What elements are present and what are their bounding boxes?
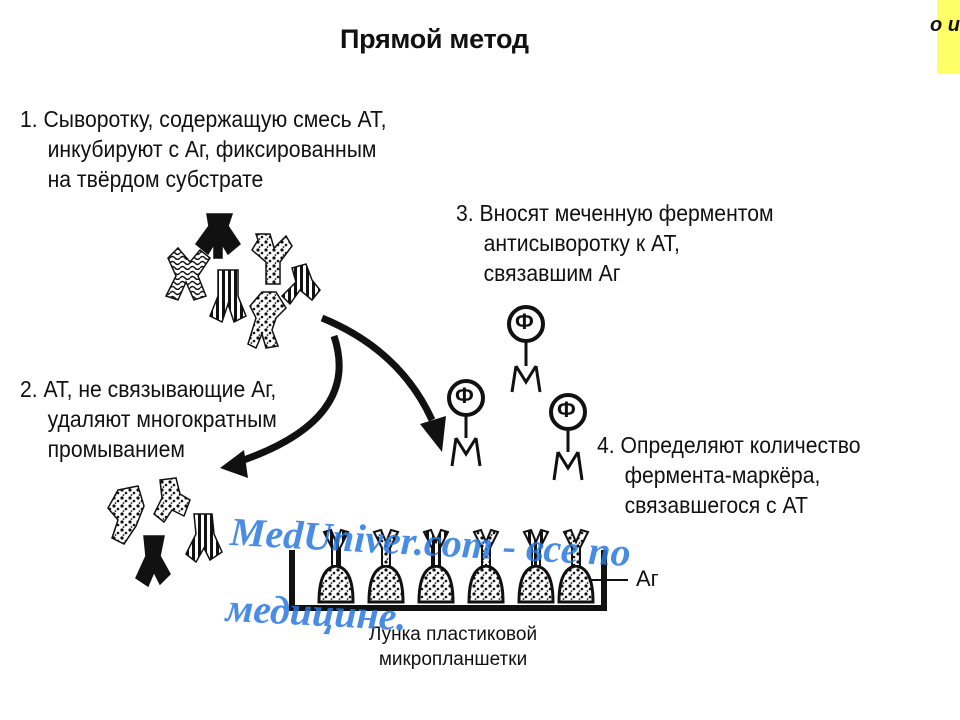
step-2-line-3: промыванием xyxy=(47,436,185,462)
enzyme-label: Ф xyxy=(515,309,534,334)
bound-antibody xyxy=(472,528,500,567)
labelled-antibody xyxy=(507,305,545,393)
antibody-shape xyxy=(251,233,293,285)
step-3-line-1: 3. Вносят меченную ферментом xyxy=(456,200,774,226)
step-1-line-3: на твёрдом субстрате xyxy=(47,166,264,192)
bound-antibody xyxy=(422,528,450,567)
antibody-mixture-group xyxy=(164,213,321,350)
labelled-antibodies-group xyxy=(447,305,587,481)
step-4-line-2: фермента-маркёра, xyxy=(624,462,821,488)
well-label-line-1: Лунка пластиковой xyxy=(368,624,538,645)
bound-antibody-row xyxy=(322,528,590,567)
arrowhead-icon xyxy=(420,416,446,452)
arrow-to-washed xyxy=(236,334,343,466)
antigen-label: Аг xyxy=(636,566,659,591)
corner-highlight xyxy=(937,0,960,74)
corner-text: о и xyxy=(930,14,960,36)
bound-antibody xyxy=(372,528,400,567)
step-1-line-2: инкубируют с Аг, фиксированным xyxy=(47,136,377,162)
bound-antibody xyxy=(522,528,550,567)
enzyme-label: Ф xyxy=(557,397,576,422)
step-2-text: 2. АТ, не связывающие Аг, удаляют многок… xyxy=(20,374,277,464)
antibody-shape xyxy=(209,269,247,324)
arrowhead-icon xyxy=(220,450,248,478)
step-4-line-1: 4. Определяют количество xyxy=(597,432,861,458)
well-label-line-2: микропланшетки xyxy=(378,649,528,670)
bound-antibody xyxy=(562,528,590,567)
antigen-row xyxy=(317,564,595,604)
enzyme-label: Ф xyxy=(455,383,474,408)
step-3-line-2: антисыворотку к АТ, xyxy=(483,230,680,256)
watermark-link[interactable]: MedUniver.com - все по медицине. xyxy=(224,508,632,640)
antibody-shape xyxy=(280,263,321,306)
step-1-text: 1. Сыворотку, содержащую смесь АТ, инкуб… xyxy=(20,104,386,194)
antibody-shape xyxy=(107,485,145,545)
well-group xyxy=(289,528,628,611)
antibody-shape xyxy=(164,246,212,301)
step-2-line-2: удаляют многократным xyxy=(47,406,277,432)
antibody-shape xyxy=(135,535,171,588)
step-1-line-1: 1. Сыворотку, содержащую смесь АТ, xyxy=(20,106,387,132)
labelled-antibody xyxy=(447,379,485,467)
labelled-antibody xyxy=(549,393,587,481)
diagram-title: Прямой метод xyxy=(340,24,529,54)
antibody-shape xyxy=(185,513,223,564)
step-4-line-3: связавшегося с АТ xyxy=(624,492,808,518)
well-label: Лунка пластиковой микропланшетки xyxy=(338,622,568,672)
bound-antibody xyxy=(322,528,350,567)
step-2-line-1: 2. АТ, не связывающие Аг, xyxy=(20,376,277,402)
step-3-text: 3. Вносят меченную ферментом антисыворот… xyxy=(456,198,774,288)
antibody-shape xyxy=(194,213,241,259)
step-3-line-3: связавшим Аг xyxy=(483,260,621,286)
antibody-shape xyxy=(153,477,191,524)
washed-antibodies-group xyxy=(107,477,223,588)
arrows-group xyxy=(220,314,446,478)
arrow-to-well xyxy=(320,314,436,422)
step-4-text: 4. Определяют количество фермента-маркёр… xyxy=(597,430,861,520)
antibody-shape xyxy=(247,291,287,350)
○ ○ ○
Output the full material exactly as given, without its pictures.

- SOLUTION TO THE PROBLEM
What elements are present and what are their bounding boxes?
step-2-line-3: промыванием xyxy=(47,436,185,462)
enzyme-label: Ф xyxy=(515,309,534,334)
bound-antibody xyxy=(472,528,500,567)
labelled-antibody xyxy=(507,305,545,393)
antibody-shape xyxy=(251,233,293,285)
step-3-line-1: 3. Вносят меченную ферментом xyxy=(456,200,774,226)
step-1-line-3: на твёрдом субстрате xyxy=(47,166,264,192)
bound-antibody xyxy=(422,528,450,567)
antibody-mixture-group xyxy=(164,213,321,350)
labelled-antibodies-group xyxy=(447,305,587,481)
step-4-line-2: фермента-маркёра, xyxy=(624,462,821,488)
well-label-line-1: Лунка пластиковой xyxy=(368,624,538,645)
bound-antibody-row xyxy=(322,528,590,567)
arrowhead-icon xyxy=(420,416,446,452)
arrow-to-washed xyxy=(236,334,343,466)
antigen-label: Аг xyxy=(636,566,659,591)
corner-highlight xyxy=(937,0,960,74)
corner-text: о и xyxy=(930,14,960,36)
bound-antibody xyxy=(372,528,400,567)
step-1-line-2: инкубируют с Аг, фиксированным xyxy=(47,136,377,162)
bound-antibody xyxy=(522,528,550,567)
enzyme-label: Ф xyxy=(557,397,576,422)
step-2-text: 2. АТ, не связывающие Аг, удаляют многок… xyxy=(20,374,277,464)
antibody-shape xyxy=(209,269,247,324)
arrowhead-icon xyxy=(220,450,248,478)
step-4-line-1: 4. Определяют количество xyxy=(597,432,861,458)
well-label-line-2: микропланшетки xyxy=(378,649,528,670)
bound-antibody xyxy=(562,528,590,567)
antigen-row xyxy=(317,564,595,604)
enzyme-label: Ф xyxy=(455,383,474,408)
step-3-line-2: антисыворотку к АТ, xyxy=(483,230,680,256)
watermark-link[interactable]: MedUniver.com - все по медицине. xyxy=(224,508,632,640)
antibody-shape xyxy=(280,263,321,306)
step-1-text: 1. Сыворотку, содержащую смесь АТ, инкуб… xyxy=(20,104,386,194)
antibody-shape xyxy=(107,485,145,545)
well-group xyxy=(289,528,628,611)
antibody-shape xyxy=(164,246,212,301)
step-2-line-2: удаляют многократным xyxy=(47,406,277,432)
antibody-shape xyxy=(135,535,171,588)
step-1-line-1: 1. Сыворотку, содержащую смесь АТ, xyxy=(20,106,387,132)
labelled-antibody xyxy=(447,379,485,467)
labelled-antibody xyxy=(549,393,587,481)
diagram-title: Прямой метод xyxy=(340,24,529,54)
antibody-shape xyxy=(185,513,223,564)
step-4-line-3: связавшегося с АТ xyxy=(624,492,808,518)
well-label: Лунка пластиковой микропланшетки xyxy=(338,622,568,672)
bound-antibody xyxy=(322,528,350,567)
step-2-line-1: 2. АТ, не связывающие Аг, xyxy=(20,376,277,402)
step-3-text: 3. Вносят меченную ферментом антисыворот… xyxy=(456,198,774,288)
antibody-shape xyxy=(194,213,241,259)
step-3-line-3: связавшим Аг xyxy=(483,260,621,286)
antibody-shape xyxy=(153,477,191,524)
washed-antibodies-group xyxy=(107,477,223,588)
arrows-group xyxy=(220,314,446,478)
arrow-to-well xyxy=(320,314,436,422)
step-4-text: 4. Определяют количество фермента-маркёр… xyxy=(597,430,861,520)
antibody-shape xyxy=(247,291,287,350)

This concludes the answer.